■ WHAT THE EXERCISE ASKS
In the troubleshooting discussion, the old power supply is called still fairly new and solid. In one to three sentences, explain why the writer replaced it anyway.

That has been done most recently on September 10th when I installed the new gpu, psu, and memory. I do have XMP on. The new memory sticks are 1.35v low voltage memory sticks
40 days, I'd be doing it again for the sake of validation. I've had many issues resolved with CMOS clearing on Z87/97 chipsets. Might not change a thing, might be the difference.
I have not tried memtest. I should. Seeing as how I have tried with two sets of memory sticks I doubt it is the memory.
Absolutely give this a try..it could be the IMC in the processor too. The CPU has a 3-year warranty on it if that's the case. I'd have to look at my kid's gaming rig to see if you can adjust the VDDCIO voltage for the IMC though...I've seen plenty of bad memory cases...usually more-so in the DDR2-era rather than DDR3...but stranger things have happened. Doubt or not, testing will prove it. If you're having issues and want help, proving it is what we want you to do.
I have not tried doing a stability test like that since the stability got poor. I can try that to see if it can force the issue. I ran boinc on this for well over a year without any issues, but that was long before the stability problems showed up. I could try that.
I would recommend it. Other notable ones to try are Asus ROG Realbench, AIDA64, Intel XTU, Prime95...frankly I prefer OCCT and I do run Realbench as well as XTU on occasion if I need further validation.
As mentioned, it has a brand new PSU. The old PSU is still fairly new and solid. I just wanted a smaller PSU for my small case. Easier cable management.

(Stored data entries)
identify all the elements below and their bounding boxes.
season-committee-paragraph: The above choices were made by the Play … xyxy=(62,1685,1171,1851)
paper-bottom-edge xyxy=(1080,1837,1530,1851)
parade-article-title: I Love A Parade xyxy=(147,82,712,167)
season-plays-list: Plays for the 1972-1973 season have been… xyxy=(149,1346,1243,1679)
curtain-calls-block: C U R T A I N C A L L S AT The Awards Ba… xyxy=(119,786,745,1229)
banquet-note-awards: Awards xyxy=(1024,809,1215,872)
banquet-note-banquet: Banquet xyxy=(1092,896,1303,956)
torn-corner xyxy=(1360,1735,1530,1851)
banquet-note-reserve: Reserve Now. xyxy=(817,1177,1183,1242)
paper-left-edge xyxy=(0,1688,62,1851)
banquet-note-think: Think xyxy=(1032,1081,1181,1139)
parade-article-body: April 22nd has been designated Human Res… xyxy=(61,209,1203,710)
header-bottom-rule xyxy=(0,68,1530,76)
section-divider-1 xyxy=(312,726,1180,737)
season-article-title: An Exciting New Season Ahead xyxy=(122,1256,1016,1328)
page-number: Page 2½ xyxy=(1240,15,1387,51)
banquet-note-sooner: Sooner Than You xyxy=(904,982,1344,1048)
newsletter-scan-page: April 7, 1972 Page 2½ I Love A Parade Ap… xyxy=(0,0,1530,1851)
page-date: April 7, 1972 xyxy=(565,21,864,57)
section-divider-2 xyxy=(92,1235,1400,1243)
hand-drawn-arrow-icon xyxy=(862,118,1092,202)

■ RESPONSE BELOW
The writer wanted a smaller power supply to fit a small case. A smaller unit makes cable management easier.